▸ **Required work**
Copy the records that follow exactly as written, but not their pictures.
** Start The data **
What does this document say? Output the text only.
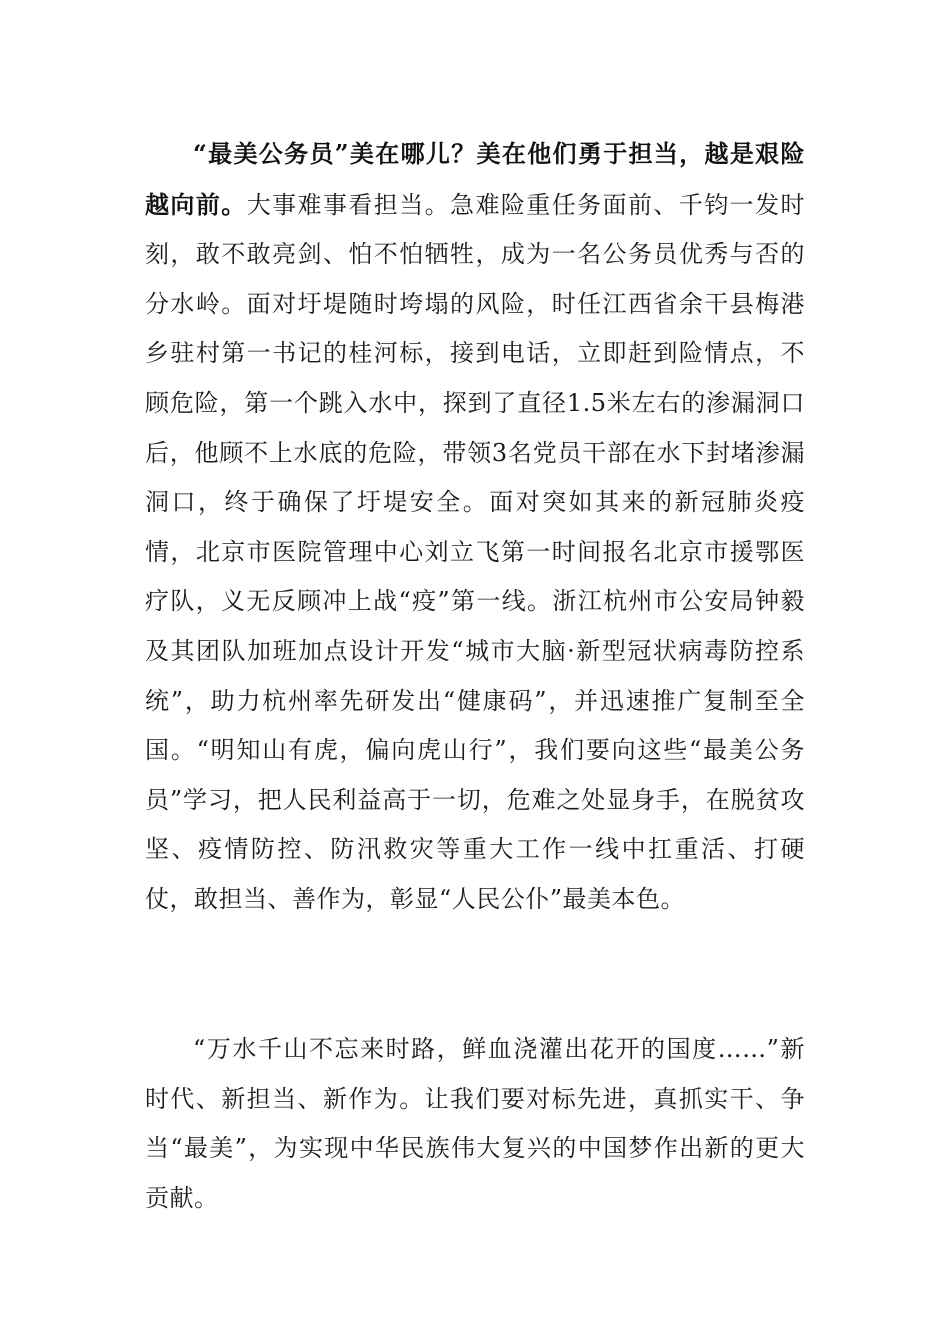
“最美公务员”美在哪儿？美在他们勇于担当，越是艰险越向前。大事难事看担当。急难险重任务面前、千钧一发时刻，敢不敢亮剑、怕不怕牺牲，成为一名公务员优秀与否的分水岭。面对圩堤随时垮塌的风险，时任江西省余干县梅港乡驻村第一书记的桂河标，接到电话，立即赶到险情点，不顾危险，第一个跳入水中，探到了直径1.5米左右的渗漏洞口后，他顾不上水底的危险，带领3名党员干部在水下封堵渗漏洞口，终于确保了圩堤安全。面对突如其来的新冠肺炎疫情，北京市医院管理中心刘立飞第一时间报名北京市援鄂医疗队，义无反顾冲上战“疫”第一线。浙江杭州市公安局钟毅及其团队加班加点设计开发“城市大脑·新型冠状病毒防控系统”，助力杭州率先研发出“健康码”，并迅速推广复制至全国。“明知山有虎，偏向虎山行”，我们要向这些“最美公务员”学习，把人民利益高于一切，危难之处显身手，在脱贫攻坚、疫情防控、防汛救灾等重大工作一线中扛重活、打硬仗，敢担当、善作为，彰显“人民公仆”最美本色。

“万水千山不忘来时路，鲜血浇灌出花开的国度……”新时代、新担当、新作为。让我们要对标先进，真抓实干、争当“最美”，为实现中华民族伟大复兴的中国梦作出新的更大贡献。
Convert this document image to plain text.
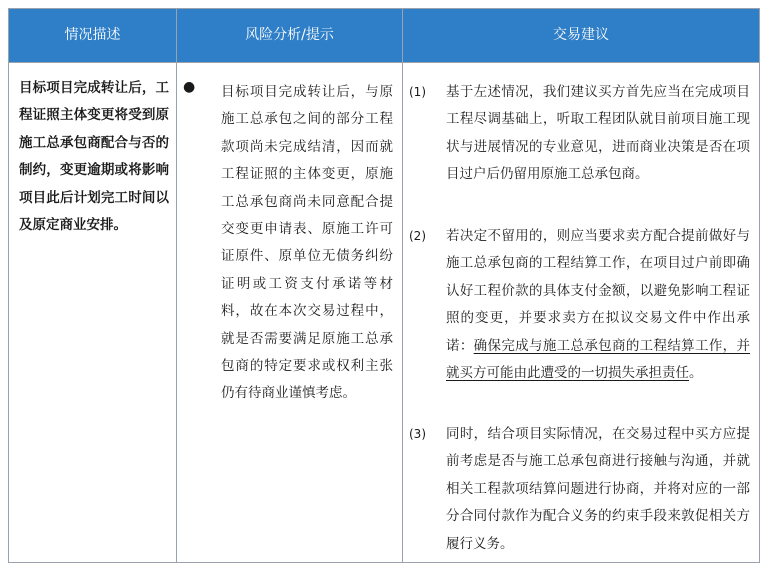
情况描述	风险分析/提示	交易建议
目标项目完成转让后，工程证照主体变更将受到原施工总承包商配合与否的制约，变更逾期或将影响项目此后计划完工时间以及原定商业安排。
● 目标项目完成转让后，与原施工总承包之间的部分工程款项尚未完成结清，因而就工程证照的主体变更，原施工总承包商尚未同意配合提交变更申请表、原施工许可证原件、原单位无债务纠纷证明或工资支付承诺等材料，故在本次交易过程中，就是否需要满足原施工总承包商的特定要求或权利主张仍有待商业谨慎考虑。
(1) 基于左述情况，我们建议买方首先应当在完成项目工程尽调基础上，听取工程团队就目前项目施工现状与进展情况的专业意见，进而商业决策是否在项目过户后仍留用原施工总承包商。
(2) 若决定不留用的，则应当要求卖方配合提前做好与施工总承包商的工程结算工作，在项目过户前即确认好工程价款的具体支付金额，以避免影响工程证照的变更，并要求卖方在拟议交易文件中作出承诺：确保完成与施工总承包商的工程结算工作，并就买方可能由此遭受的一切损失承担责任。
(3) 同时，结合项目实际情况，在交易过程中买方应提前考虑是否与施工总承包商进行接触与沟通，并就相关工程款项结算问题进行协商，并将对应的一部分合同付款作为配合义务的约束手段来敦促相关方履行义务。
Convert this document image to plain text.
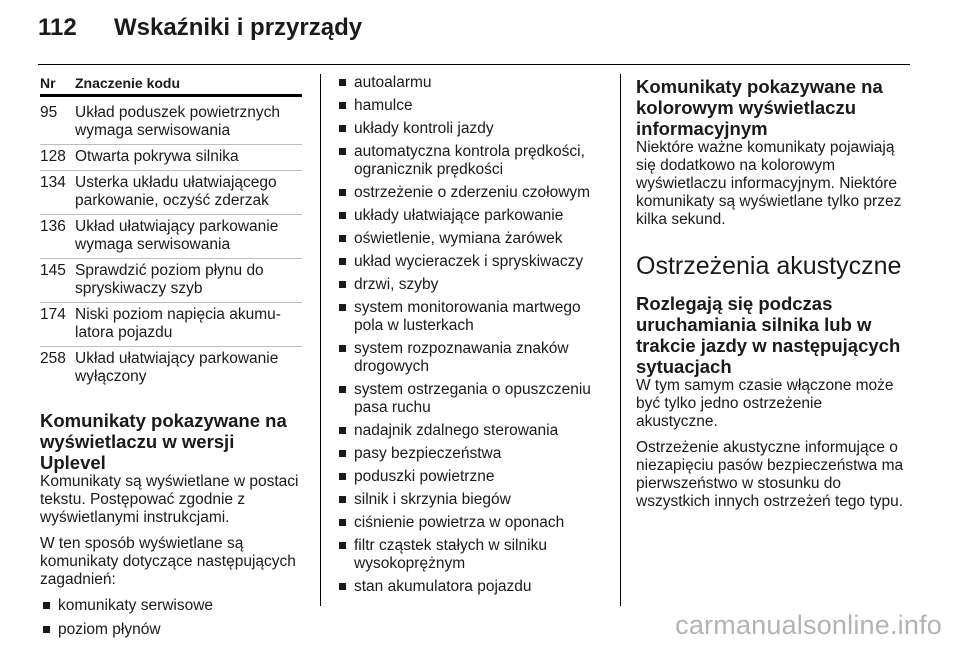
112	Wskaźniki i przyrządy
Nr	Znaczenie kodu
95	Układ poduszek powietrznych wymaga serwisowania
128 Otwarta pokrywa silnika
134 Usterka układu ułatwiającego parkowanie, oczyść zderzak
136 Układ ułatwiający parkowanie wymaga serwisowania
145 Sprawdzić poziom płynu do spryskiwaczy szyb
174 Niski poziom napięcia akumu-latora pojazdu
258 Układ ułatwiający parkowanie wyłączony
Komunikaty pokazywane na wyświetlaczu w wersji Uplevel

Komunikaty są wyświetlane w postaci tekstu. Postępować zgodnie z wyświetlanymi instrukcjami.

W ten sposób wyświetlane są komunikaty dotyczące następujących zagadnień:

komunikaty serwisowe
poziom płynów
autoalarmu
hamulce
układy kontroli jazdy
automatyczna kontrola prędkości, ogranicznik prędkości
ostrzeżenie o zderzeniu czołowym
układy ułatwiające parkowanie
oświetlenie, wymiana żarówek
układ wycieraczek i spryskiwaczy
drzwi, szyby
system monitorowania martwego pola w lusterkach
system rozpoznawania znaków drogowych
system ostrzegania o opuszczeniu pasa ruchu
nadajnik zdalnego sterowania
pasy bezpieczeństwa
poduszki powietrzne
silnik i skrzynia biegów
ciśnienie powietrza w oponach
filtr cząstek stałych w silniku wysokoprężnym
stan akumulatora pojazdu
Komunikaty pokazywane na kolorowym wyświetlaczu informacyjnym

Niektóre ważne komunikaty pojawiają się dodatkowo na kolorowym wyświetlaczu informacyjnym. Niektóre komunikaty są wyświetlane tylko przez kilka sekund.

Ostrzeżenia akustyczne
Rozlegają się podczas uruchamiania silnika lub w trakcie jazdy w następujących sytuacjach

W tym samym czasie włączone może być tylko jedno ostrzeżenie akustyczne.

Ostrzeżenie akustyczne informujące o niezapięciu pasów bezpieczeństwa ma pierwszeństwo w stosunku do wszystkich innych ostrzeżeń tego typu.

carmanualsonline.info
** End The data **
▸ **Result**
What does this document say? Output the text only.
“最美公务员”美在哪儿？美在他们勇于担当，越是艰险越向前。大事难事看担当。急难险重任务面前、千钧一发时刻，敢不敢亮剑、怕不怕牺牲，成为一名公务员优秀与否的分水岭。面对圩堤随时垮塌的风险，时任江西省余干县梅港乡驻村第一书记的桂河标，接到电话，立即赶到险情点，不顾危险，第一个跳入水中，探到了直径1.5米左右的渗漏洞口后，他顾不上水底的危险，带领3名党员干部在水下封堵渗漏洞口，终于确保了圩堤安全。面对突如其来的新冠肺炎疫情，北京市医院管理中心刘立飞第一时间报名北京市援鄂医疗队，义无反顾冲上战“疫”第一线。浙江杭州市公安局钟毅及其团队加班加点设计开发“城市大脑·新型冠状病毒防控系统”，助力杭州率先研发出“健康码”，并迅速推广复制至全国。“明知山有虎，偏向虎山行”，我们要向这些“最美公务员”学习，把人民利益高于一切，危难之处显身手，在脱贫攻坚、疫情防控、防汛救灾等重大工作一线中扛重活、打硬仗，敢担当、善作为，彰显“人民公仆”最美本色。

“万水千山不忘来时路，鲜血浇灌出花开的国度……”新时代、新担当、新作为。让我们要对标先进，真抓实干、争当“最美”，为实现中华民族伟大复兴的中国梦作出新的更大贡献。
Convert this document image to plain text.
情况描述	风险分析/提示	交易建议
目标项目完成转让后，工程证照主体变更将受到原施工总承包商配合与否的制约，变更逾期或将影响项目此后计划完工时间以及原定商业安排。
● 目标项目完成转让后，与原施工总承包之间的部分工程款项尚未完成结清，因而就工程证照的主体变更，原施工总承包商尚未同意配合提交变更申请表、原施工许可证原件、原单位无债务纠纷证明或工资支付承诺等材料，故在本次交易过程中，就是否需要满足原施工总承包商的特定要求或权利主张仍有待商业谨慎考虑。
(1) 基于左述情况，我们建议买方首先应当在完成项目工程尽调基础上，听取工程团队就目前项目施工现状与进展情况的专业意见，进而商业决策是否在项目过户后仍留用原施工总承包商。
(2) 若决定不留用的，则应当要求卖方配合提前做好与施工总承包商的工程结算工作，在项目过户前即确认好工程价款的具体支付金额，以避免影响工程证照的变更，并要求卖方在拟议交易文件中作出承诺：确保完成与施工总承包商的工程结算工作，并就买方可能由此遭受的一切损失承担责任。
(3) 同时，结合项目实际情况，在交易过程中买方应提前考虑是否与施工总承包商进行接触与沟通，并就相关工程款项结算问题进行协商，并将对应的一部分合同付款作为配合义务的约束手段来敦促相关方履行义务。
Convert this document image to plain text.
112	Wskaźniki i przyrządy
Nr	Znaczenie kodu
95	Układ poduszek powietrznych wymaga serwisowania
128 Otwarta pokrywa silnika
134 Usterka układu ułatwiającego parkowanie, oczyść zderzak
136 Układ ułatwiający parkowanie wymaga serwisowania
145 Sprawdzić poziom płynu do spryskiwaczy szyb
174 Niski poziom napięcia akumu-latora pojazdu
258 Układ ułatwiający parkowanie wyłączony
Komunikaty pokazywane na wyświetlaczu w wersji Uplevel

Komunikaty są wyświetlane w postaci tekstu. Postępować zgodnie z wyświetlanymi instrukcjami.

W ten sposób wyświetlane są komunikaty dotyczące następujących zagadnień:

komunikaty serwisowe
poziom płynów
autoalarmu
hamulce
układy kontroli jazdy
automatyczna kontrola prędkości, ogranicznik prędkości
ostrzeżenie o zderzeniu czołowym
układy ułatwiające parkowanie
oświetlenie, wymiana żarówek
układ wycieraczek i spryskiwaczy
drzwi, szyby
system monitorowania martwego pola w lusterkach
system rozpoznawania znaków drogowych
system ostrzegania o opuszczeniu pasa ruchu
nadajnik zdalnego sterowania
pasy bezpieczeństwa
poduszki powietrzne
silnik i skrzynia biegów
ciśnienie powietrza w oponach
filtr cząstek stałych w silniku wysokoprężnym
stan akumulatora pojazdu
Komunikaty pokazywane na kolorowym wyświetlaczu informacyjnym

Niektóre ważne komunikaty pojawiają się dodatkowo na kolorowym wyświetlaczu informacyjnym. Niektóre komunikaty są wyświetlane tylko przez kilka sekund.

Ostrzeżenia akustyczne
Rozlegają się podczas uruchamiania silnika lub w trakcie jazdy w następujących sytuacjach

W tym samym czasie włączone może być tylko jedno ostrzeżenie akustyczne.

Ostrzeżenie akustyczne informujące o niezapięciu pasów bezpieczeństwa ma pierwszeństwo w stosunku do wszystkich innych ostrzeżeń tego typu.

carmanualsonline.info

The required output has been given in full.